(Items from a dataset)
====================
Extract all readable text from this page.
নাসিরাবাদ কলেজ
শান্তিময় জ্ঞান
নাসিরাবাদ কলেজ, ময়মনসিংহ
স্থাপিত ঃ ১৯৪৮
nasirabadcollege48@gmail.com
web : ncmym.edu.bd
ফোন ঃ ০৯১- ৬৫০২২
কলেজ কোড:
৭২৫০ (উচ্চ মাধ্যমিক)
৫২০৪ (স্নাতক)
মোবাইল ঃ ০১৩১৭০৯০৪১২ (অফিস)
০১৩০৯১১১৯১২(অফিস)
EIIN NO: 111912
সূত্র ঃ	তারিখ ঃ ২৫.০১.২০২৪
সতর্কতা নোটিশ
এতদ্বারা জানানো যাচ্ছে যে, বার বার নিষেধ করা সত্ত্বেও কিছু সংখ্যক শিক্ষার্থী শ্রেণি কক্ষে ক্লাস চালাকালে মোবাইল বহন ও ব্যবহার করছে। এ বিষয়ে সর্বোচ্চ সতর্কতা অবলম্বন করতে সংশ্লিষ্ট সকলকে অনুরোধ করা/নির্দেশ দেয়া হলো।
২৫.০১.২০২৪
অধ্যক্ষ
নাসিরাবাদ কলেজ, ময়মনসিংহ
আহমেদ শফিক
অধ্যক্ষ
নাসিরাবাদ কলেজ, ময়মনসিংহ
====================
### GOAL:
Quote the listing in full, please, keeping every line exact.

### RESULT FOR THIS EXERCISE:
Extract all readable text from this page.
নাসিরাবাদ কলেজ
শান্তিময় জ্ঞান
নাসিরাবাদ কলেজ, ময়মনসিংহ
স্থাপিত ঃ ১৯৪৮
nasirabadcollege48@gmail.com
web : ncmym.edu.bd
ফোন ঃ ০৯১- ৬৫০২২
কলেজ কোড:
৭২৫০ (উচ্চ মাধ্যমিক)
৫২০৪ (স্নাতক)
মোবাইল ঃ ০১৩১৭০৯০৪১২ (অফিস)
০১৩০৯১১১৯১২(অফিস)
EIIN NO: 111912
সূত্র ঃ	তারিখ ঃ ২৫.০১.২০২৪
সতর্কতা নোটিশ
এতদ্বারা জানানো যাচ্ছে যে, বার বার নিষেধ করা সত্ত্বেও কিছু সংখ্যক শিক্ষার্থী শ্রেণি কক্ষে ক্লাস চালাকালে মোবাইল বহন ও ব্যবহার করছে। এ বিষয়ে সর্বোচ্চ সতর্কতা অবলম্বন করতে সংশ্লিষ্ট সকলকে অনুরোধ করা/নির্দেশ দেয়া হলো।
২৫.০১.২০২৪
অধ্যক্ষ
নাসিরাবাদ কলেজ, ময়মনসিংহ
আহমেদ শফিক
অধ্যক্ষ
নাসিরাবাদ কলেজ, ময়মনসিংহ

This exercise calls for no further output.